▶ Given problem:
Quote, without change, all of the lines that follow.

Dataset items:
- - -

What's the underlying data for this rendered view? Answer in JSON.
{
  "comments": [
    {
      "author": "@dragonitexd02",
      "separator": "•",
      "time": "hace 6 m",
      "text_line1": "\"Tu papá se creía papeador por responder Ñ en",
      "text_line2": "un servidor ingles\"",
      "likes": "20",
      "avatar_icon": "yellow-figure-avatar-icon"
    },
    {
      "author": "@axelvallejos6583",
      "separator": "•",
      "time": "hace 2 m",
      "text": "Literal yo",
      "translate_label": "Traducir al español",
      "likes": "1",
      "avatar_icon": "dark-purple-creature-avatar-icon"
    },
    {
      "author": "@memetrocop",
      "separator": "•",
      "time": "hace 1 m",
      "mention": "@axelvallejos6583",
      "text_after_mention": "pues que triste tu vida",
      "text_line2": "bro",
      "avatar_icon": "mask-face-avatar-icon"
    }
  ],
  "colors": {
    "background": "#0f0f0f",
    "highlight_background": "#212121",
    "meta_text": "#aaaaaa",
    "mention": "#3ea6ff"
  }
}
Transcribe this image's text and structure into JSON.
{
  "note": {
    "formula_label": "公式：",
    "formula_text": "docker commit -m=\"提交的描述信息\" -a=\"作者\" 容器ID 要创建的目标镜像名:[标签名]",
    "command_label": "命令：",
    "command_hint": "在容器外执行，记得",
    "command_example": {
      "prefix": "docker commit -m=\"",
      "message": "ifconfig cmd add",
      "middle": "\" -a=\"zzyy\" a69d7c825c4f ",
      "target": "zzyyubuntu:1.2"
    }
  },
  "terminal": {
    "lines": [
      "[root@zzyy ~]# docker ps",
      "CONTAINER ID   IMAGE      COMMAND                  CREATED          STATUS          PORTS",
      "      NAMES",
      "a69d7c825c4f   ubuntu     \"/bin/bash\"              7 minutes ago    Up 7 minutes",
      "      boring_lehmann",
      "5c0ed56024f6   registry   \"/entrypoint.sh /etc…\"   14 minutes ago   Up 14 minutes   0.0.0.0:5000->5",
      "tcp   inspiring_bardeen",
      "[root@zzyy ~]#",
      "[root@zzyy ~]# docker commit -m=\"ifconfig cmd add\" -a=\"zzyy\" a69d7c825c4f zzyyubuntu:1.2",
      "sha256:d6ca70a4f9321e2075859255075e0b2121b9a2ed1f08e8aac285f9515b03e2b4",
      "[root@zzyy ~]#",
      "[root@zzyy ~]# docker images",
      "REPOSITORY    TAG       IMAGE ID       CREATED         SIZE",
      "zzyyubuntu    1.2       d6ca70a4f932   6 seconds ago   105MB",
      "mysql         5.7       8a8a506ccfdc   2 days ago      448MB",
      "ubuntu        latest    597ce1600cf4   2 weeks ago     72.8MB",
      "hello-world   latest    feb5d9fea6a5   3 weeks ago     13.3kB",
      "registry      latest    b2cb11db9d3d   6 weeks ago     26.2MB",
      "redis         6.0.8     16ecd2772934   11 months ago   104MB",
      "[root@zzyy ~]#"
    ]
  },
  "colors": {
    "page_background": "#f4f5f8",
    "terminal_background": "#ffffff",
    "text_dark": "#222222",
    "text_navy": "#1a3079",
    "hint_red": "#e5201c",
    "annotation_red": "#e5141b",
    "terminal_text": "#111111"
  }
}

- - -

▶ Full answer:
What's the underlying data for this rendered view? Answer in JSON.
{
  "comments": [
    {
      "author": "@dragonitexd02",
      "separator": "•",
      "time": "hace 6 m",
      "text_line1": "\"Tu papá se creía papeador por responder Ñ en",
      "text_line2": "un servidor ingles\"",
      "likes": "20",
      "avatar_icon": "yellow-figure-avatar-icon"
    },
    {
      "author": "@axelvallejos6583",
      "separator": "•",
      "time": "hace 2 m",
      "text": "Literal yo",
      "translate_label": "Traducir al español",
      "likes": "1",
      "avatar_icon": "dark-purple-creature-avatar-icon"
    },
    {
      "author": "@memetrocop",
      "separator": "•",
      "time": "hace 1 m",
      "mention": "@axelvallejos6583",
      "text_after_mention": "pues que triste tu vida",
      "text_line2": "bro",
      "avatar_icon": "mask-face-avatar-icon"
    }
  ],
  "colors": {
    "background": "#0f0f0f",
    "highlight_background": "#212121",
    "meta_text": "#aaaaaa",
    "mention": "#3ea6ff"
  }
}
Transcribe this image's text and structure into JSON.
{
  "note": {
    "formula_label": "公式：",
    "formula_text": "docker commit -m=\"提交的描述信息\" -a=\"作者\" 容器ID 要创建的目标镜像名:[标签名]",
    "command_label": "命令：",
    "command_hint": "在容器外执行，记得",
    "command_example": {
      "prefix": "docker commit -m=\"",
      "message": "ifconfig cmd add",
      "middle": "\" -a=\"zzyy\" a69d7c825c4f ",
      "target": "zzyyubuntu:1.2"
    }
  },
  "terminal": {
    "lines": [
      "[root@zzyy ~]# docker ps",
      "CONTAINER ID   IMAGE      COMMAND                  CREATED          STATUS          PORTS",
      "      NAMES",
      "a69d7c825c4f   ubuntu     \"/bin/bash\"              7 minutes ago    Up 7 minutes",
      "      boring_lehmann",
      "5c0ed56024f6   registry   \"/entrypoint.sh /etc…\"   14 minutes ago   Up 14 minutes   0.0.0.0:5000->5",
      "tcp   inspiring_bardeen",
      "[root@zzyy ~]#",
      "[root@zzyy ~]# docker commit -m=\"ifconfig cmd add\" -a=\"zzyy\" a69d7c825c4f zzyyubuntu:1.2",
      "sha256:d6ca70a4f9321e2075859255075e0b2121b9a2ed1f08e8aac285f9515b03e2b4",
      "[root@zzyy ~]#",
      "[root@zzyy ~]# docker images",
      "REPOSITORY    TAG       IMAGE ID       CREATED         SIZE",
      "zzyyubuntu    1.2       d6ca70a4f932   6 seconds ago   105MB",
      "mysql         5.7       8a8a506ccfdc   2 days ago      448MB",
      "ubuntu        latest    597ce1600cf4   2 weeks ago     72.8MB",
      "hello-world   latest    feb5d9fea6a5   3 weeks ago     13.3kB",
      "registry      latest    b2cb11db9d3d   6 weeks ago     26.2MB",
      "redis         6.0.8     16ecd2772934   11 months ago   104MB",
      "[root@zzyy ~]#"
    ]
  },
  "colors": {
    "page_background": "#f4f5f8",
    "terminal_background": "#ffffff",
    "text_dark": "#222222",
    "text_navy": "#1a3079",
    "hint_red": "#e5201c",
    "annotation_red": "#e5141b",
    "terminal_text": "#111111"
  }
}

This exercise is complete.